## Begin Records shown

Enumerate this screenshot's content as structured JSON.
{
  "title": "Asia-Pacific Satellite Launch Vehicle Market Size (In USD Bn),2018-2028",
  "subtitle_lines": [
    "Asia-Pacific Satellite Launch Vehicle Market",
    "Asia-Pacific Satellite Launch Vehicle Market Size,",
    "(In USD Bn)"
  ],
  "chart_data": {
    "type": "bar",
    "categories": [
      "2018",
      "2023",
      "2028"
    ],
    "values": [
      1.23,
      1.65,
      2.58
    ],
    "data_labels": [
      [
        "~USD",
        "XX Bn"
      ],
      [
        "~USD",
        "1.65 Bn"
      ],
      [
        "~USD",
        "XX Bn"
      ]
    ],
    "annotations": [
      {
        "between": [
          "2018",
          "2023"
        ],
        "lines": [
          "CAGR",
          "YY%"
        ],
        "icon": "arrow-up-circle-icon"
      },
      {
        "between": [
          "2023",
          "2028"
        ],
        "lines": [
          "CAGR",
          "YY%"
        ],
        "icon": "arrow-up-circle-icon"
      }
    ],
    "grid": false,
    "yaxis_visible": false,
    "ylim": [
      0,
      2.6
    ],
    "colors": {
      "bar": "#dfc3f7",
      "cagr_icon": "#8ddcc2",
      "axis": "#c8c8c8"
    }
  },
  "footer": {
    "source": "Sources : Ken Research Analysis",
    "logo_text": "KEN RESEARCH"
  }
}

## End Records shown

# [Prompt]
Copy out all of the records above with nothing altered.

# [Response]
Enumerate this screenshot's content as structured JSON.
{
  "title": "Asia-Pacific Satellite Launch Vehicle Market Size (In USD Bn),2018-2028",
  "subtitle_lines": [
    "Asia-Pacific Satellite Launch Vehicle Market",
    "Asia-Pacific Satellite Launch Vehicle Market Size,",
    "(In USD Bn)"
  ],
  "chart_data": {
    "type": "bar",
    "categories": [
      "2018",
      "2023",
      "2028"
    ],
    "values": [
      1.23,
      1.65,
      2.58
    ],
    "data_labels": [
      [
        "~USD",
        "XX Bn"
      ],
      [
        "~USD",
        "1.65 Bn"
      ],
      [
        "~USD",
        "XX Bn"
      ]
    ],
    "annotations": [
      {
        "between": [
          "2018",
          "2023"
        ],
        "lines": [
          "CAGR",
          "YY%"
        ],
        "icon": "arrow-up-circle-icon"
      },
      {
        "between": [
          "2023",
          "2028"
        ],
        "lines": [
          "CAGR",
          "YY%"
        ],
        "icon": "arrow-up-circle-icon"
      }
    ],
    "grid": false,
    "yaxis_visible": false,
    "ylim": [
      0,
      2.6
    ],
    "colors": {
      "bar": "#dfc3f7",
      "cagr_icon": "#8ddcc2",
      "axis": "#c8c8c8"
    }
  },
  "footer": {
    "source": "Sources : Ken Research Analysis",
    "logo_text": "KEN RESEARCH"
  }
}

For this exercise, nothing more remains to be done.